### TASK TO CARRY OUT
Repeat the records exactly. Every line must match.

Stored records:
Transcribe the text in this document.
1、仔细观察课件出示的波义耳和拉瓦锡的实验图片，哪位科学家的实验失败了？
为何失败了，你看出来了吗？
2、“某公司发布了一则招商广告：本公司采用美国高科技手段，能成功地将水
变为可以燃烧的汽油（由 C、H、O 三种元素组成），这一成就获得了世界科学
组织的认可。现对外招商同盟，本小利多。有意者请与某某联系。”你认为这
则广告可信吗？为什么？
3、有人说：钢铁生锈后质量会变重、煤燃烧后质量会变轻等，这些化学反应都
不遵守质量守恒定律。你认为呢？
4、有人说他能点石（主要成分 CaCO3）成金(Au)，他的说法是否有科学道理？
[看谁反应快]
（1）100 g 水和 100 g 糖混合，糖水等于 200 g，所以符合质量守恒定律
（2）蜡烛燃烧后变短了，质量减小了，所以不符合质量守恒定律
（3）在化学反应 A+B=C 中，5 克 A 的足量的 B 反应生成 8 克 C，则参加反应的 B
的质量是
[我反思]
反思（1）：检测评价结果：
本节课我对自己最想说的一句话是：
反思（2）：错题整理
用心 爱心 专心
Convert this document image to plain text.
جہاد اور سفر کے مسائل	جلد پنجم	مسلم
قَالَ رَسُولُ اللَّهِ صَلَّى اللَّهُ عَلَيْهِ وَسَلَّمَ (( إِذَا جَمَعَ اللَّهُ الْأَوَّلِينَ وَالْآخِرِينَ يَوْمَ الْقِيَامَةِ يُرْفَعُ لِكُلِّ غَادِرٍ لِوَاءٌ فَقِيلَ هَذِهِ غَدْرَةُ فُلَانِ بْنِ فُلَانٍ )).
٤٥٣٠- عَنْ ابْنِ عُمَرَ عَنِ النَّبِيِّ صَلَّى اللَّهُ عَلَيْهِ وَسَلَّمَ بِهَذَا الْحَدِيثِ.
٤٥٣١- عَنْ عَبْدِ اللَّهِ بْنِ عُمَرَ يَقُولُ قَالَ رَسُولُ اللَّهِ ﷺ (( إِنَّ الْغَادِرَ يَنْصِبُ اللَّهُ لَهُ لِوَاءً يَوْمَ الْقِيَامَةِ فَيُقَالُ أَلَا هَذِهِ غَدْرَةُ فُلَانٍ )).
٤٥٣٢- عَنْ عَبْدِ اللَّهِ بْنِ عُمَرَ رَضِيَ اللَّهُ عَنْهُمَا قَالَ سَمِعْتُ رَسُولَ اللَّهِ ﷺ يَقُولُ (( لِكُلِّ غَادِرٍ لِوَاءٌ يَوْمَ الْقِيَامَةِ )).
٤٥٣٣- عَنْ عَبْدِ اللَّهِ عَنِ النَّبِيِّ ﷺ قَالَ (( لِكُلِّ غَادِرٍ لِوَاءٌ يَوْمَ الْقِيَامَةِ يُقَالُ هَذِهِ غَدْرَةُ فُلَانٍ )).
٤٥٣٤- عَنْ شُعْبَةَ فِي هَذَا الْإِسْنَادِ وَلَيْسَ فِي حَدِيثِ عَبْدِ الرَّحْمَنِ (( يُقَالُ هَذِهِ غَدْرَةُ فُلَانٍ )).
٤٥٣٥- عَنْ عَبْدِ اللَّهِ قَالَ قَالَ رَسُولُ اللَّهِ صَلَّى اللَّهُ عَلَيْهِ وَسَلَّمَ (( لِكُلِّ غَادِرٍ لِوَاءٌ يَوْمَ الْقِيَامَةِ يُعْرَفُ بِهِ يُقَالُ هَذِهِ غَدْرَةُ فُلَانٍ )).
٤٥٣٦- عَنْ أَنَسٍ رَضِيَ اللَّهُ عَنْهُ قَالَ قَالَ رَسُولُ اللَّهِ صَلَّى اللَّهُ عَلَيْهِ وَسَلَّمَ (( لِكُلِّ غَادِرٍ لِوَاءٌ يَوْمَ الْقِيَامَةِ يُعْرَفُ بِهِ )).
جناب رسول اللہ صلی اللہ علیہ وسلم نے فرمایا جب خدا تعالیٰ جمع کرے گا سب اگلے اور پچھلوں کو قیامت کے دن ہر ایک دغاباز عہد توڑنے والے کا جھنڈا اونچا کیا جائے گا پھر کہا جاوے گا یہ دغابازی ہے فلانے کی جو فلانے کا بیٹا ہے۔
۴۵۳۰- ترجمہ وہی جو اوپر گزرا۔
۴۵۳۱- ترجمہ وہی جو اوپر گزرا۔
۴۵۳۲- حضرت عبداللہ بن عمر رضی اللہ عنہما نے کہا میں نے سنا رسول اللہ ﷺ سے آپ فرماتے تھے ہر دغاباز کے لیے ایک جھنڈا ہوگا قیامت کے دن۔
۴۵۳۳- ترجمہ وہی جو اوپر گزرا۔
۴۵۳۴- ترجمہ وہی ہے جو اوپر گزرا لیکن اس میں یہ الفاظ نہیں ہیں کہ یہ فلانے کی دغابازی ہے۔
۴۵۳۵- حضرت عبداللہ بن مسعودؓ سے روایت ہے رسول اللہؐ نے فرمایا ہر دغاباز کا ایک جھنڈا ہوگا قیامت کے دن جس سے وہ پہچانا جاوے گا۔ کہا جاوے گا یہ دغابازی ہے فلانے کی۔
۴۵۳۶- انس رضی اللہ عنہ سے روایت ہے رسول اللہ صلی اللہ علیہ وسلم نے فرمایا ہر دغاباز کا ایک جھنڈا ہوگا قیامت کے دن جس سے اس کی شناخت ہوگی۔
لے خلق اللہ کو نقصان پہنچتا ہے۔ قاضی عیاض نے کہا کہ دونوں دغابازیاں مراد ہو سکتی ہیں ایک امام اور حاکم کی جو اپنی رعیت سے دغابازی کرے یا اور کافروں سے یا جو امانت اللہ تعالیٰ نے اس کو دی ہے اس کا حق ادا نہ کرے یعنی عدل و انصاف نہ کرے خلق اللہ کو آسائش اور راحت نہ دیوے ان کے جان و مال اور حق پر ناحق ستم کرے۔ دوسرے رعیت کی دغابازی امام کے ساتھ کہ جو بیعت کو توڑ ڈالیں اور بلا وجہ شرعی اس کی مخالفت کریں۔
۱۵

### TASK ANSWER
Transcribe the text in this document.
1、仔细观察课件出示的波义耳和拉瓦锡的实验图片，哪位科学家的实验失败了？
为何失败了，你看出来了吗？
2、“某公司发布了一则招商广告：本公司采用美国高科技手段，能成功地将水
变为可以燃烧的汽油（由 C、H、O 三种元素组成），这一成就获得了世界科学
组织的认可。现对外招商同盟，本小利多。有意者请与某某联系。”你认为这
则广告可信吗？为什么？
3、有人说：钢铁生锈后质量会变重、煤燃烧后质量会变轻等，这些化学反应都
不遵守质量守恒定律。你认为呢？
4、有人说他能点石（主要成分 CaCO3）成金(Au)，他的说法是否有科学道理？
[看谁反应快]
（1）100 g 水和 100 g 糖混合，糖水等于 200 g，所以符合质量守恒定律
（2）蜡烛燃烧后变短了，质量减小了，所以不符合质量守恒定律
（3）在化学反应 A+B=C 中，5 克 A 的足量的 B 反应生成 8 克 C，则参加反应的 B
的质量是
[我反思]
反思（1）：检测评价结果：
本节课我对自己最想说的一句话是：
反思（2）：错题整理
用心 爱心 专心
Convert this document image to plain text.
جہاد اور سفر کے مسائل	جلد پنجم	مسلم
قَالَ رَسُولُ اللَّهِ صَلَّى اللَّهُ عَلَيْهِ وَسَلَّمَ (( إِذَا جَمَعَ اللَّهُ الْأَوَّلِينَ وَالْآخِرِينَ يَوْمَ الْقِيَامَةِ يُرْفَعُ لِكُلِّ غَادِرٍ لِوَاءٌ فَقِيلَ هَذِهِ غَدْرَةُ فُلَانِ بْنِ فُلَانٍ )).
٤٥٣٠- عَنْ ابْنِ عُمَرَ عَنِ النَّبِيِّ صَلَّى اللَّهُ عَلَيْهِ وَسَلَّمَ بِهَذَا الْحَدِيثِ.
٤٥٣١- عَنْ عَبْدِ اللَّهِ بْنِ عُمَرَ يَقُولُ قَالَ رَسُولُ اللَّهِ ﷺ (( إِنَّ الْغَادِرَ يَنْصِبُ اللَّهُ لَهُ لِوَاءً يَوْمَ الْقِيَامَةِ فَيُقَالُ أَلَا هَذِهِ غَدْرَةُ فُلَانٍ )).
٤٥٣٢- عَنْ عَبْدِ اللَّهِ بْنِ عُمَرَ رَضِيَ اللَّهُ عَنْهُمَا قَالَ سَمِعْتُ رَسُولَ اللَّهِ ﷺ يَقُولُ (( لِكُلِّ غَادِرٍ لِوَاءٌ يَوْمَ الْقِيَامَةِ )).
٤٥٣٣- عَنْ عَبْدِ اللَّهِ عَنِ النَّبِيِّ ﷺ قَالَ (( لِكُلِّ غَادِرٍ لِوَاءٌ يَوْمَ الْقِيَامَةِ يُقَالُ هَذِهِ غَدْرَةُ فُلَانٍ )).
٤٥٣٤- عَنْ شُعْبَةَ فِي هَذَا الْإِسْنَادِ وَلَيْسَ فِي حَدِيثِ عَبْدِ الرَّحْمَنِ (( يُقَالُ هَذِهِ غَدْرَةُ فُلَانٍ )).
٤٥٣٥- عَنْ عَبْدِ اللَّهِ قَالَ قَالَ رَسُولُ اللَّهِ صَلَّى اللَّهُ عَلَيْهِ وَسَلَّمَ (( لِكُلِّ غَادِرٍ لِوَاءٌ يَوْمَ الْقِيَامَةِ يُعْرَفُ بِهِ يُقَالُ هَذِهِ غَدْرَةُ فُلَانٍ )).
٤٥٣٦- عَنْ أَنَسٍ رَضِيَ اللَّهُ عَنْهُ قَالَ قَالَ رَسُولُ اللَّهِ صَلَّى اللَّهُ عَلَيْهِ وَسَلَّمَ (( لِكُلِّ غَادِرٍ لِوَاءٌ يَوْمَ الْقِيَامَةِ يُعْرَفُ بِهِ )).
جناب رسول اللہ صلی اللہ علیہ وسلم نے فرمایا جب خدا تعالیٰ جمع کرے گا سب اگلے اور پچھلوں کو قیامت کے دن ہر ایک دغاباز عہد توڑنے والے کا جھنڈا اونچا کیا جائے گا پھر کہا جاوے گا یہ دغابازی ہے فلانے کی جو فلانے کا بیٹا ہے۔
۴۵۳۰- ترجمہ وہی جو اوپر گزرا۔
۴۵۳۱- ترجمہ وہی جو اوپر گزرا۔
۴۵۳۲- حضرت عبداللہ بن عمر رضی اللہ عنہما نے کہا میں نے سنا رسول اللہ ﷺ سے آپ فرماتے تھے ہر دغاباز کے لیے ایک جھنڈا ہوگا قیامت کے دن۔
۴۵۳۳- ترجمہ وہی جو اوپر گزرا۔
۴۵۳۴- ترجمہ وہی ہے جو اوپر گزرا لیکن اس میں یہ الفاظ نہیں ہیں کہ یہ فلانے کی دغابازی ہے۔
۴۵۳۵- حضرت عبداللہ بن مسعودؓ سے روایت ہے رسول اللہؐ نے فرمایا ہر دغاباز کا ایک جھنڈا ہوگا قیامت کے دن جس سے وہ پہچانا جاوے گا۔ کہا جاوے گا یہ دغابازی ہے فلانے کی۔
۴۵۳۶- انس رضی اللہ عنہ سے روایت ہے رسول اللہ صلی اللہ علیہ وسلم نے فرمایا ہر دغاباز کا ایک جھنڈا ہوگا قیامت کے دن جس سے اس کی شناخت ہوگی۔
لے خلق اللہ کو نقصان پہنچتا ہے۔ قاضی عیاض نے کہا کہ دونوں دغابازیاں مراد ہو سکتی ہیں ایک امام اور حاکم کی جو اپنی رعیت سے دغابازی کرے یا اور کافروں سے یا جو امانت اللہ تعالیٰ نے اس کو دی ہے اس کا حق ادا نہ کرے یعنی عدل و انصاف نہ کرے خلق اللہ کو آسائش اور راحت نہ دیوے ان کے جان و مال اور حق پر ناحق ستم کرے۔ دوسرے رعیت کی دغابازی امام کے ساتھ کہ جو بیعت کو توڑ ڈالیں اور بلا وجہ شرعی اس کی مخالفت کریں۔
۱۵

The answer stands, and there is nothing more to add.